## start Record extracts
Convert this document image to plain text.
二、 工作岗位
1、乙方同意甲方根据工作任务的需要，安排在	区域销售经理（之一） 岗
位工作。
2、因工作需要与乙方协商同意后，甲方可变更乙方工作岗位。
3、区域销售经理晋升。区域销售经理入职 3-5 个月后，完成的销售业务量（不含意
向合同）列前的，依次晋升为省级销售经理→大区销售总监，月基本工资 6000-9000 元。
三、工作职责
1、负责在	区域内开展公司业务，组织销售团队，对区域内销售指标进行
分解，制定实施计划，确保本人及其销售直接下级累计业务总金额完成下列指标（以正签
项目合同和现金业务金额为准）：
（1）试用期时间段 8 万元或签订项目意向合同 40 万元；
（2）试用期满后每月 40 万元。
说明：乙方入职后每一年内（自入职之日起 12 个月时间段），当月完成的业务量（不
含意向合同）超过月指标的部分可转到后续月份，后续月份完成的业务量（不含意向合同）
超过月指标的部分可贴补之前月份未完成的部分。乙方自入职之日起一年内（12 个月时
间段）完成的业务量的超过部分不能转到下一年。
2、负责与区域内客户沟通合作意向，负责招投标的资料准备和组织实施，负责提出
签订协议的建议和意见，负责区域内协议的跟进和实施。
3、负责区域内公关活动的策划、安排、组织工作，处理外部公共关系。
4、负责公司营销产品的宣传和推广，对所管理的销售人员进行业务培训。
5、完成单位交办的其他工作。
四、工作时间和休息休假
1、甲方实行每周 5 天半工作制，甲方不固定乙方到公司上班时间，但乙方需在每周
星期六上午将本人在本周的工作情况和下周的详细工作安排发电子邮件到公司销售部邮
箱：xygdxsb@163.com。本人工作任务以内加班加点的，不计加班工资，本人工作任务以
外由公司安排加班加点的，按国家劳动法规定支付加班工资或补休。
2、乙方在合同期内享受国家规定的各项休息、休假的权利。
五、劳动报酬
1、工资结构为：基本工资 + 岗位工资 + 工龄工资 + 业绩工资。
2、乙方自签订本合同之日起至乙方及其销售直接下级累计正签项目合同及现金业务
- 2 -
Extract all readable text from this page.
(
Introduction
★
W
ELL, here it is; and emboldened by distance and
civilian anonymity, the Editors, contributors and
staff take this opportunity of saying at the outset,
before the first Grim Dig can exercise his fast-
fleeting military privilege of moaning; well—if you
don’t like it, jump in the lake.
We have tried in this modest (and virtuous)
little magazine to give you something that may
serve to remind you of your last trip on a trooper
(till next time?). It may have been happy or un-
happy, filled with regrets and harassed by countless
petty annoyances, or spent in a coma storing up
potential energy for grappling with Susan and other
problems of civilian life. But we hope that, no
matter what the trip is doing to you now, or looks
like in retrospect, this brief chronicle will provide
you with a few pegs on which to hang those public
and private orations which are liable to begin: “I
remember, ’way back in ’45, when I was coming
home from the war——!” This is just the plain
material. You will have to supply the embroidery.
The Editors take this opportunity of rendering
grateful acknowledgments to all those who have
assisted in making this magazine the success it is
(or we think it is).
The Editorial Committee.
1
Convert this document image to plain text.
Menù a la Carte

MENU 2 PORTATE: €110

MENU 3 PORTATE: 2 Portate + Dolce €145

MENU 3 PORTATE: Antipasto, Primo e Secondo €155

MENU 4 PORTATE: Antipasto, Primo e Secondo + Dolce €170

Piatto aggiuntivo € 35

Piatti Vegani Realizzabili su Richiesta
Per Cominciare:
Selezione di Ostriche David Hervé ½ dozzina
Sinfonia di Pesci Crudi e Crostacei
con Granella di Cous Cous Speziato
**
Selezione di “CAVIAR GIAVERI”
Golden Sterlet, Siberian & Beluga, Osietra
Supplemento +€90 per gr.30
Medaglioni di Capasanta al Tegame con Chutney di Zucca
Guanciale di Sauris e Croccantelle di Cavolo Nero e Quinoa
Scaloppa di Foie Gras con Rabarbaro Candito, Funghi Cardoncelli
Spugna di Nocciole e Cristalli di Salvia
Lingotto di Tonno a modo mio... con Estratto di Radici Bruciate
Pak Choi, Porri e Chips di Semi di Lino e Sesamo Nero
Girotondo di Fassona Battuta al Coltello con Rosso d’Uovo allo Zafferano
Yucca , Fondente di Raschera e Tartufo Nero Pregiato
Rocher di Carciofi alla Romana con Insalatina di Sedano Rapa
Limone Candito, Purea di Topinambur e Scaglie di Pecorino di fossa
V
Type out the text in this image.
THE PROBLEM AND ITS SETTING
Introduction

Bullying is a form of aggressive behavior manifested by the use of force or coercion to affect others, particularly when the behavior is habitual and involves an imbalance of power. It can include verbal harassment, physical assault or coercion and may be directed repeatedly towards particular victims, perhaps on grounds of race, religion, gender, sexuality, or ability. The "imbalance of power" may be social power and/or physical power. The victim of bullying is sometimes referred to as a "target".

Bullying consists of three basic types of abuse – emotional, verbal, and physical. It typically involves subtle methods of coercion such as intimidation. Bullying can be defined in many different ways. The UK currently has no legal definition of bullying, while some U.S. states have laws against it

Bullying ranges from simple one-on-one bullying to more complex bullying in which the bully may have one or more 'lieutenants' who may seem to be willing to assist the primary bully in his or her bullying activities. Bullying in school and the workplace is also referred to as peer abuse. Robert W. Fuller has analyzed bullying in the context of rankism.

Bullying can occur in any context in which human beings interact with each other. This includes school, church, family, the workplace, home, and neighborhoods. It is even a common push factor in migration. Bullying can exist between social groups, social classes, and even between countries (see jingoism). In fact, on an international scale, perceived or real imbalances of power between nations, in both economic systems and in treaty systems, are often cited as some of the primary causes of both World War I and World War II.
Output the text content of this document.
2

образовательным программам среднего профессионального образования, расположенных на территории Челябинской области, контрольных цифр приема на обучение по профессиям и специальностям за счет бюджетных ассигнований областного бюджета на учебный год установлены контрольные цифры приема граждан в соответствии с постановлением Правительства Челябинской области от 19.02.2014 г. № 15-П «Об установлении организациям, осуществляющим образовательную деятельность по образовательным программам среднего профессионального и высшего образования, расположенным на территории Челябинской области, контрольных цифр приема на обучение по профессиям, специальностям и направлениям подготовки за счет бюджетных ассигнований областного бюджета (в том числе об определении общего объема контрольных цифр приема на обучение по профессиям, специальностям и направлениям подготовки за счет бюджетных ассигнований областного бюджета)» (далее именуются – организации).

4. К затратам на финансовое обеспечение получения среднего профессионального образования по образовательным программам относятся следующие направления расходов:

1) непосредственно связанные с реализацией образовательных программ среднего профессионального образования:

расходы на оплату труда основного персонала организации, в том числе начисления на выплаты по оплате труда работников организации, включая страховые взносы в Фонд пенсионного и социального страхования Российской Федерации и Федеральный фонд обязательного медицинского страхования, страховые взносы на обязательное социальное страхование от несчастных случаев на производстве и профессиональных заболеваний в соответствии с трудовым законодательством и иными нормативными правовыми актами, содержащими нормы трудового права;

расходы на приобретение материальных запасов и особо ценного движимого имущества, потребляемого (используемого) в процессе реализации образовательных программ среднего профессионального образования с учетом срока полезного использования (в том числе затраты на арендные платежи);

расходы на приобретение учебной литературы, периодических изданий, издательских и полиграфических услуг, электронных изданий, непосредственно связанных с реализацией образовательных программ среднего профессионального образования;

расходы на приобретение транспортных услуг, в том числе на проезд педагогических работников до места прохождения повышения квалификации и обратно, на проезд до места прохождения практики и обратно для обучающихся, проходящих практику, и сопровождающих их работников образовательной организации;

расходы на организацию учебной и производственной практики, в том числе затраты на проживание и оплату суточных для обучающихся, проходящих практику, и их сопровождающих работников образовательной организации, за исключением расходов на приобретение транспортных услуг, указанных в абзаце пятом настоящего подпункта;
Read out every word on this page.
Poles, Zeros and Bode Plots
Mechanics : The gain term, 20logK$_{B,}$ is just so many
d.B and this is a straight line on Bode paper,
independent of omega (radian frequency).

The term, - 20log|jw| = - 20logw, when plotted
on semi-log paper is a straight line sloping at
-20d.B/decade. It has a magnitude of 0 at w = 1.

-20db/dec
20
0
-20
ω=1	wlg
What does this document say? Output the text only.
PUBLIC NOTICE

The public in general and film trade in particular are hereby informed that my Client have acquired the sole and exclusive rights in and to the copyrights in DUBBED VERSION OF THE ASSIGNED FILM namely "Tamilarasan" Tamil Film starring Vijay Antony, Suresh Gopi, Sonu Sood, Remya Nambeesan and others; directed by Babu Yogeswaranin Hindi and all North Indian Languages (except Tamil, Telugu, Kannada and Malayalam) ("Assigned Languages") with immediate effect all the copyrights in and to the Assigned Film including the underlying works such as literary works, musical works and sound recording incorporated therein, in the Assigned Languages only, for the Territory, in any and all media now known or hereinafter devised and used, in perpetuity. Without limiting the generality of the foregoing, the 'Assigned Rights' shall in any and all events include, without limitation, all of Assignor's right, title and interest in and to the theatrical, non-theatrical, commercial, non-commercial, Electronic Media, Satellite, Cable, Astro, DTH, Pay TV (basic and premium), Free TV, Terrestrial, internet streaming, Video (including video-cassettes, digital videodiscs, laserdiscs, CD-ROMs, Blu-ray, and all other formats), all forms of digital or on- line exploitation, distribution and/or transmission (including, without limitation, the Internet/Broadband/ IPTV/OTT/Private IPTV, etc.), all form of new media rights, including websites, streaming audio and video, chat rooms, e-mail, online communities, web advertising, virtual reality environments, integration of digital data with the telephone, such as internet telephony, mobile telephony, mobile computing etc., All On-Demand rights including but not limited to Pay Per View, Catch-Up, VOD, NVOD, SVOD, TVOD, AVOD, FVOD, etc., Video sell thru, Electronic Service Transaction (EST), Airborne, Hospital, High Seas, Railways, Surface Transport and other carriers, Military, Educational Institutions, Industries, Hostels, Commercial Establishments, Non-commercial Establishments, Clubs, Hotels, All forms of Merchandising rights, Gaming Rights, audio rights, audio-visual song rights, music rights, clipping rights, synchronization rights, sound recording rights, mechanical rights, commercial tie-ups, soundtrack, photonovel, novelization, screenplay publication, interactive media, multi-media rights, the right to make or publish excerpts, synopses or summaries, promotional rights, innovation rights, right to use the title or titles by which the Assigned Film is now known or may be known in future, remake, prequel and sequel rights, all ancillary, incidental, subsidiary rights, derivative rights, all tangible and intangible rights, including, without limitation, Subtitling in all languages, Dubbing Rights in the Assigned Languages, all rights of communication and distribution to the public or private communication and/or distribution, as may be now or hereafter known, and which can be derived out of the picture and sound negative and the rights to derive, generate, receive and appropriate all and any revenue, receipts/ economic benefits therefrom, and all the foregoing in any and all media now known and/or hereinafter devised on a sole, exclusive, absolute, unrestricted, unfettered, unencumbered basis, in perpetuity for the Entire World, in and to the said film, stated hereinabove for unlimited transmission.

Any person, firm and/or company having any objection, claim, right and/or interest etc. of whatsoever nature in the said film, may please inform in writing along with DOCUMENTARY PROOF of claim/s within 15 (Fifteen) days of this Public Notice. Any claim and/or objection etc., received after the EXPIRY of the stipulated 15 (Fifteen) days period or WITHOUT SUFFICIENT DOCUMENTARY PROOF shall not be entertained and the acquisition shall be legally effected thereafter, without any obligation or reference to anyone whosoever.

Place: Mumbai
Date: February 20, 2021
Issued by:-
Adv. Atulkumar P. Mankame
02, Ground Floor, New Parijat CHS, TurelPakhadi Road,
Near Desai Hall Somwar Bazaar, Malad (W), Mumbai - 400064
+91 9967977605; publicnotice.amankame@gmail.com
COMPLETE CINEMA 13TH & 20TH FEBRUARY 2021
## end Record extracts
Prompt
From the listing above, collect every line that mentions the word "Editors".

Task output
civilian anonymity, the Editors, contributors and
The Editors take this opportunity of rendering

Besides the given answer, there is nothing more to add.